_PROBLEM TO WORK ON_. Transcribe the entries exactly; images are not part of the copy.

_INFORMATION GIVEN_.
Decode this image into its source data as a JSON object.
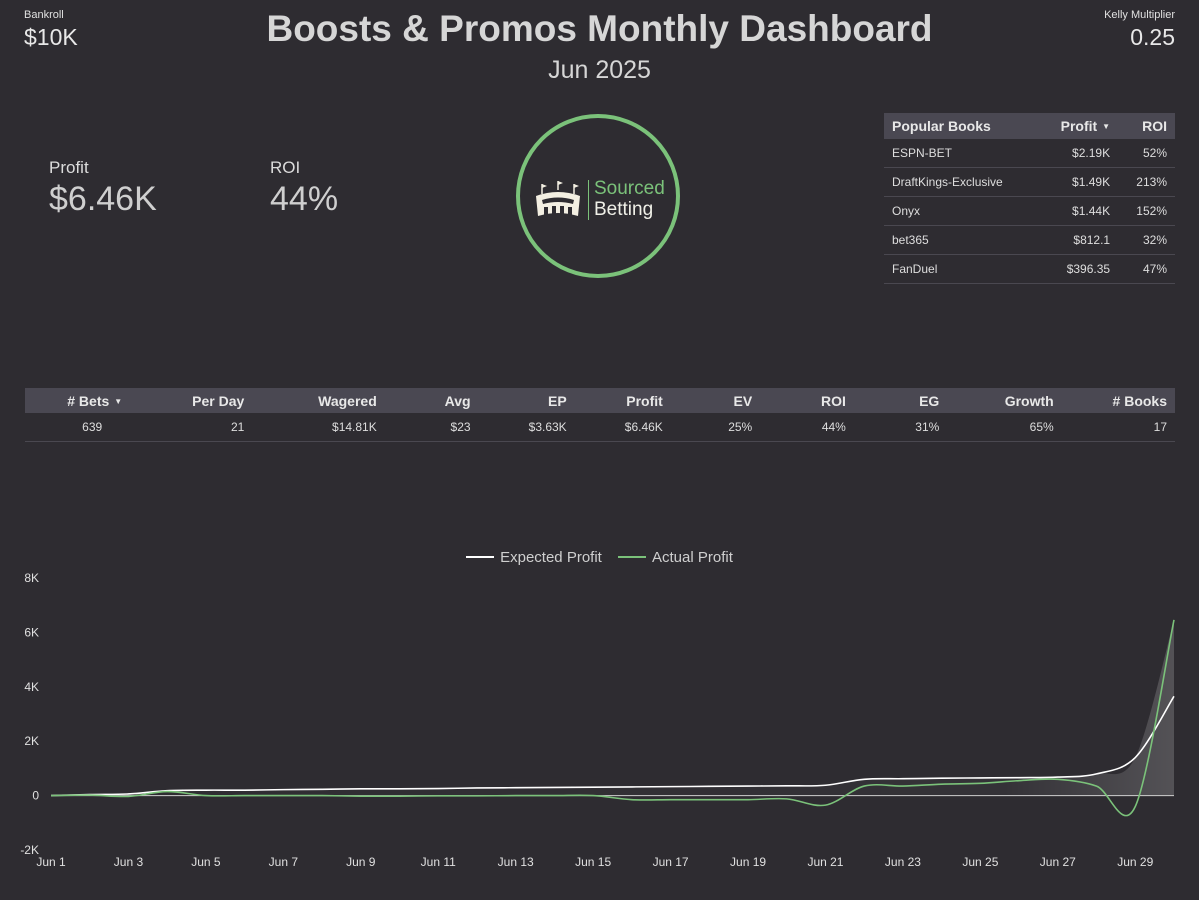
{
  "header": {
    "bankroll_label": "Bankroll",
    "bankroll_value": "$10K",
    "title": "Boosts & Promos Monthly Dashboard",
    "month": "Jun 2025",
    "kelly_label": "Kelly Multiplier",
    "kelly_value": "0.25"
  },
  "metrics": {
    "profit_label": "Profit",
    "profit_value": "$6.46K",
    "roi_label": "ROI",
    "roi_value": "44%"
  },
  "logo": {
    "line1": "Sourced",
    "line2": "Betting"
  },
  "books_table": {
    "headers": [
      "Popular Books",
      "Profit",
      "ROI"
    ],
    "sorted_column": "Profit",
    "rows": [
      [
        "ESPN-BET",
        "$2.19K",
        "52%"
      ],
      [
        "DraftKings-Exclusive",
        "$1.49K",
        "213%"
      ],
      [
        "Onyx",
        "$1.44K",
        "152%"
      ],
      [
        "bet365",
        "$812.1",
        "32%"
      ],
      [
        "FanDuel",
        "$396.35",
        "47%"
      ]
    ]
  },
  "stats_table": {
    "headers": [
      "# Bets",
      "Per Day",
      "Wagered",
      "Avg",
      "EP",
      "Profit",
      "EV",
      "ROI",
      "EG",
      "Growth",
      "# Books"
    ],
    "sorted_column": "# Bets",
    "row": [
      "639",
      "21",
      "$14.81K",
      "$23",
      "$3.63K",
      "$6.46K",
      "25%",
      "44%",
      "31%",
      "65%",
      "17"
    ]
  },
  "colors": {
    "background": "#2e2c31",
    "header_row": "#4a4852",
    "accent_green": "#7bc27a",
    "expected_line": "#ffffff",
    "actual_line": "#7bc27a"
  },
  "chart_data": {
    "type": "line",
    "title": "",
    "legend_position": "top-center",
    "xlabel": "",
    "ylabel": "",
    "ylim": [
      -2000,
      8000
    ],
    "yticks": [
      -2000,
      0,
      2000,
      4000,
      6000,
      8000
    ],
    "ytick_labels": [
      "-2K",
      "0",
      "2K",
      "4K",
      "6K",
      "8K"
    ],
    "xtick_labels": [
      "Jun 1",
      "Jun 3",
      "Jun 5",
      "Jun 7",
      "Jun 9",
      "Jun 11",
      "Jun 13",
      "Jun 15",
      "Jun 17",
      "Jun 19",
      "Jun 21",
      "Jun 23",
      "Jun 25",
      "Jun 27",
      "Jun 29"
    ],
    "x": [
      1,
      2,
      3,
      4,
      5,
      6,
      7,
      8,
      9,
      10,
      11,
      12,
      13,
      14,
      15,
      16,
      17,
      18,
      19,
      20,
      21,
      22,
      23,
      24,
      25,
      26,
      27,
      28,
      29,
      30
    ],
    "series": [
      {
        "name": "Expected Profit",
        "color": "#ffffff",
        "values": [
          0,
          40,
          60,
          180,
          200,
          200,
          220,
          230,
          250,
          250,
          260,
          280,
          290,
          300,
          310,
          320,
          330,
          340,
          350,
          360,
          380,
          600,
          620,
          640,
          650,
          660,
          680,
          800,
          1400,
          3650
        ]
      },
      {
        "name": "Actual Profit",
        "color": "#7bc27a",
        "values": [
          0,
          20,
          -30,
          150,
          0,
          0,
          0,
          0,
          -20,
          -20,
          -10,
          -10,
          0,
          0,
          0,
          -150,
          -150,
          -150,
          -150,
          -120,
          -350,
          350,
          350,
          420,
          450,
          550,
          600,
          350,
          -400,
          6460
        ]
      }
    ]
  }
}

_ANSWER IN FULL_.
Decode this image into its source data as a JSON object.
{
  "header": {
    "bankroll_label": "Bankroll",
    "bankroll_value": "$10K",
    "title": "Boosts & Promos Monthly Dashboard",
    "month": "Jun 2025",
    "kelly_label": "Kelly Multiplier",
    "kelly_value": "0.25"
  },
  "metrics": {
    "profit_label": "Profit",
    "profit_value": "$6.46K",
    "roi_label": "ROI",
    "roi_value": "44%"
  },
  "logo": {
    "line1": "Sourced",
    "line2": "Betting"
  },
  "books_table": {
    "headers": [
      "Popular Books",
      "Profit",
      "ROI"
    ],
    "sorted_column": "Profit",
    "rows": [
      [
        "ESPN-BET",
        "$2.19K",
        "52%"
      ],
      [
        "DraftKings-Exclusive",
        "$1.49K",
        "213%"
      ],
      [
        "Onyx",
        "$1.44K",
        "152%"
      ],
      [
        "bet365",
        "$812.1",
        "32%"
      ],
      [
        "FanDuel",
        "$396.35",
        "47%"
      ]
    ]
  },
  "stats_table": {
    "headers": [
      "# Bets",
      "Per Day",
      "Wagered",
      "Avg",
      "EP",
      "Profit",
      "EV",
      "ROI",
      "EG",
      "Growth",
      "# Books"
    ],
    "sorted_column": "# Bets",
    "row": [
      "639",
      "21",
      "$14.81K",
      "$23",
      "$3.63K",
      "$6.46K",
      "25%",
      "44%",
      "31%",
      "65%",
      "17"
    ]
  },
  "colors": {
    "background": "#2e2c31",
    "header_row": "#4a4852",
    "accent_green": "#7bc27a",
    "expected_line": "#ffffff",
    "actual_line": "#7bc27a"
  },
  "chart_data": {
    "type": "line",
    "title": "",
    "legend_position": "top-center",
    "xlabel": "",
    "ylabel": "",
    "ylim": [
      -2000,
      8000
    ],
    "yticks": [
      -2000,
      0,
      2000,
      4000,
      6000,
      8000
    ],
    "ytick_labels": [
      "-2K",
      "0",
      "2K",
      "4K",
      "6K",
      "8K"
    ],
    "xtick_labels": [
      "Jun 1",
      "Jun 3",
      "Jun 5",
      "Jun 7",
      "Jun 9",
      "Jun 11",
      "Jun 13",
      "Jun 15",
      "Jun 17",
      "Jun 19",
      "Jun 21",
      "Jun 23",
      "Jun 25",
      "Jun 27",
      "Jun 29"
    ],
    "x": [
      1,
      2,
      3,
      4,
      5,
      6,
      7,
      8,
      9,
      10,
      11,
      12,
      13,
      14,
      15,
      16,
      17,
      18,
      19,
      20,
      21,
      22,
      23,
      24,
      25,
      26,
      27,
      28,
      29,
      30
    ],
    "series": [
      {
        "name": "Expected Profit",
        "color": "#ffffff",
        "values": [
          0,
          40,
          60,
          180,
          200,
          200,
          220,
          230,
          250,
          250,
          260,
          280,
          290,
          300,
          310,
          320,
          330,
          340,
          350,
          360,
          380,
          600,
          620,
          640,
          650,
          660,
          680,
          800,
          1400,
          3650
        ]
      },
      {
        "name": "Actual Profit",
        "color": "#7bc27a",
        "values": [
          0,
          20,
          -30,
          150,
          0,
          0,
          0,
          0,
          -20,
          -20,
          -10,
          -10,
          0,
          0,
          0,
          -150,
          -150,
          -150,
          -150,
          -120,
          -350,
          350,
          350,
          420,
          450,
          550,
          600,
          350,
          -400,
          6460
        ]
      }
    ]
  }
}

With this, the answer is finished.